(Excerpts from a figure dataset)

◆ ◆ ◆

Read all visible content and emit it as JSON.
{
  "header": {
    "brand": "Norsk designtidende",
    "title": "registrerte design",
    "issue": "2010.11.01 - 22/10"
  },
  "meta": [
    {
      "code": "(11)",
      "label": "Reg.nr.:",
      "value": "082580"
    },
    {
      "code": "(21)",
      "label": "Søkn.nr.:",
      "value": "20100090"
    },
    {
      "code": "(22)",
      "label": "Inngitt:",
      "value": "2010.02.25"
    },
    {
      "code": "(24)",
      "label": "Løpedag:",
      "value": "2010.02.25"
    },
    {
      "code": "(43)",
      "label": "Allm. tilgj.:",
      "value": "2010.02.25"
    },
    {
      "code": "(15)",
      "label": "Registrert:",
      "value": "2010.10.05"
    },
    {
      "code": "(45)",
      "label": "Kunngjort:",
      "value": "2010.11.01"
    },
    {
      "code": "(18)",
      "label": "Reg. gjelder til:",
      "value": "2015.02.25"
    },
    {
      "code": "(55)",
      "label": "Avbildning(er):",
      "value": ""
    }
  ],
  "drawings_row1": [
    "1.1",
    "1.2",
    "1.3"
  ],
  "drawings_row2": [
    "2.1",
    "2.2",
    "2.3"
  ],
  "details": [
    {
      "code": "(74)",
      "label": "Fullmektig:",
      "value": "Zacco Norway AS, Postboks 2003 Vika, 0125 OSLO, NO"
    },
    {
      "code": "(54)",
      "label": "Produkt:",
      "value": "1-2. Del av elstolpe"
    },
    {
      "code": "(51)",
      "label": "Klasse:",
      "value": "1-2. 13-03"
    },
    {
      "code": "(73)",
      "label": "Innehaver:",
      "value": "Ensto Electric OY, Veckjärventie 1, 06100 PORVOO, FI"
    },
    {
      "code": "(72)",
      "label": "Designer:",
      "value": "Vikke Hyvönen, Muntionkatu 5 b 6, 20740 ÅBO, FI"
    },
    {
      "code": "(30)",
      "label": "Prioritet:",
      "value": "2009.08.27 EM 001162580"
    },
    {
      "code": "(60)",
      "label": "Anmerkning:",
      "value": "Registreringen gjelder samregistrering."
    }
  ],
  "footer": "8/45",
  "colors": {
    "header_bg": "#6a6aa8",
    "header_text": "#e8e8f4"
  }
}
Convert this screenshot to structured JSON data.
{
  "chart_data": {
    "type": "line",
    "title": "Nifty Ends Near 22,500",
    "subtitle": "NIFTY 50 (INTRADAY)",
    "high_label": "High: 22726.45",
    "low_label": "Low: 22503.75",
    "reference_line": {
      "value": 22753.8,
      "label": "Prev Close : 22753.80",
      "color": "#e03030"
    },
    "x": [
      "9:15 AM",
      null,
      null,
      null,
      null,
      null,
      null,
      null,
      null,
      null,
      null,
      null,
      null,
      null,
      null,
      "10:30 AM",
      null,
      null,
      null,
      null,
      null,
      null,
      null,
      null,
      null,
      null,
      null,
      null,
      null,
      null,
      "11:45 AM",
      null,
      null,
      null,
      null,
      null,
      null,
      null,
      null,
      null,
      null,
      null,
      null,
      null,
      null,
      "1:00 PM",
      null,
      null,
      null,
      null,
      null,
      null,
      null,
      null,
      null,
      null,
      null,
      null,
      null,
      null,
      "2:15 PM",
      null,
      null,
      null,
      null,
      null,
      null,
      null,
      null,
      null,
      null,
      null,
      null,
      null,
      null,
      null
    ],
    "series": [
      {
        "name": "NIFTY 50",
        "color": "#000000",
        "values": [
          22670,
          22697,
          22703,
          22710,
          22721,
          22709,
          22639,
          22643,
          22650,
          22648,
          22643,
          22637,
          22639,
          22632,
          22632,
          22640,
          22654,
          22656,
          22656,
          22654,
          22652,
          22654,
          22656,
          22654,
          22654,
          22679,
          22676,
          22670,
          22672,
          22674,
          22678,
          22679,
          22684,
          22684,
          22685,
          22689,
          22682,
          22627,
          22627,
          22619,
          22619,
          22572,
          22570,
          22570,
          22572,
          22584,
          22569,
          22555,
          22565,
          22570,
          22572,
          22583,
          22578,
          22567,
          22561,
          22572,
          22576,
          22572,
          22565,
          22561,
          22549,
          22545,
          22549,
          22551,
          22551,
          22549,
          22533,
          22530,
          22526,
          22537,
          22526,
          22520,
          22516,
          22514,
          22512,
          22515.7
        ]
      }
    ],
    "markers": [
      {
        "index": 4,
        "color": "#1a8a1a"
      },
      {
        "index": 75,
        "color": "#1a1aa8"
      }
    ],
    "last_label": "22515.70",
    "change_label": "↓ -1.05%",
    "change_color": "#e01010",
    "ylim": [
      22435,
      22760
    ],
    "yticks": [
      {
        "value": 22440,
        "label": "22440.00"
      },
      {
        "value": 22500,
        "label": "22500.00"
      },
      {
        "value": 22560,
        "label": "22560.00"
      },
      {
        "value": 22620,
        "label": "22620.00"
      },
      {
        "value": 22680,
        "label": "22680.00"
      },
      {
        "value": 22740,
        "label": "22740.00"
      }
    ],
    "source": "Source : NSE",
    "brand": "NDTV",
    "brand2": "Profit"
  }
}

◆ ◆ ◆

### GIVEN PROBLEM
Which lines in the listing above hold the word "JSON"? Show each of them.

### RESULT
Read all visible content and emit it as JSON.
Convert this screenshot to structured JSON data.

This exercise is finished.